▶ _Goal_: Quote the records beneath, complete and exact. Leave out images.

▶ _Records shown_:

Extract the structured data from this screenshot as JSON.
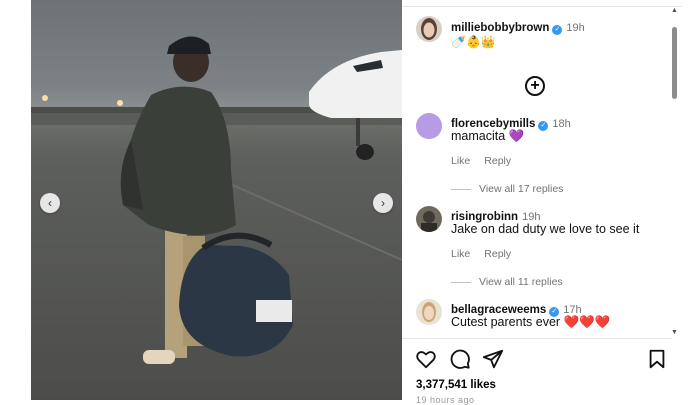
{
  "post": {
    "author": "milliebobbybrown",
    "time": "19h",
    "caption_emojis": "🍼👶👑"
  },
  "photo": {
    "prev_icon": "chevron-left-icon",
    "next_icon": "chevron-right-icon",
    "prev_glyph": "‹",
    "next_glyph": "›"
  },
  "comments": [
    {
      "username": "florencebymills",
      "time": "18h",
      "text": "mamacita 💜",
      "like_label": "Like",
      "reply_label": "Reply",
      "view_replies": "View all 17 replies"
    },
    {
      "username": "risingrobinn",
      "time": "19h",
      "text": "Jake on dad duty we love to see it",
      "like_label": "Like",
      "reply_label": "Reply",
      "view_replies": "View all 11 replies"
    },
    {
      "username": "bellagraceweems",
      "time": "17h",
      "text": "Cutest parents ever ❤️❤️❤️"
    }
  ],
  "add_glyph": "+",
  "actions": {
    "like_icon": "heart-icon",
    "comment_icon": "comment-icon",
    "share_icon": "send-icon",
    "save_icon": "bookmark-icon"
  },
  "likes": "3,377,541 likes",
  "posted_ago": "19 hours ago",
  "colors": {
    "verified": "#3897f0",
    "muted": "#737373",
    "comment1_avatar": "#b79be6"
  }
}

▶ _Right answer_:
Extract the structured data from this screenshot as JSON.
{
  "post": {
    "author": "milliebobbybrown",
    "time": "19h",
    "caption_emojis": "🍼👶👑"
  },
  "photo": {
    "prev_icon": "chevron-left-icon",
    "next_icon": "chevron-right-icon",
    "prev_glyph": "‹",
    "next_glyph": "›"
  },
  "comments": [
    {
      "username": "florencebymills",
      "time": "18h",
      "text": "mamacita 💜",
      "like_label": "Like",
      "reply_label": "Reply",
      "view_replies": "View all 17 replies"
    },
    {
      "username": "risingrobinn",
      "time": "19h",
      "text": "Jake on dad duty we love to see it",
      "like_label": "Like",
      "reply_label": "Reply",
      "view_replies": "View all 11 replies"
    },
    {
      "username": "bellagraceweems",
      "time": "17h",
      "text": "Cutest parents ever ❤️❤️❤️"
    }
  ],
  "add_glyph": "+",
  "actions": {
    "like_icon": "heart-icon",
    "comment_icon": "comment-icon",
    "share_icon": "send-icon",
    "save_icon": "bookmark-icon"
  },
  "likes": "3,377,541 likes",
  "posted_ago": "19 hours ago",
  "colors": {
    "verified": "#3897f0",
    "muted": "#737373",
    "comment1_avatar": "#b79be6"
  }
}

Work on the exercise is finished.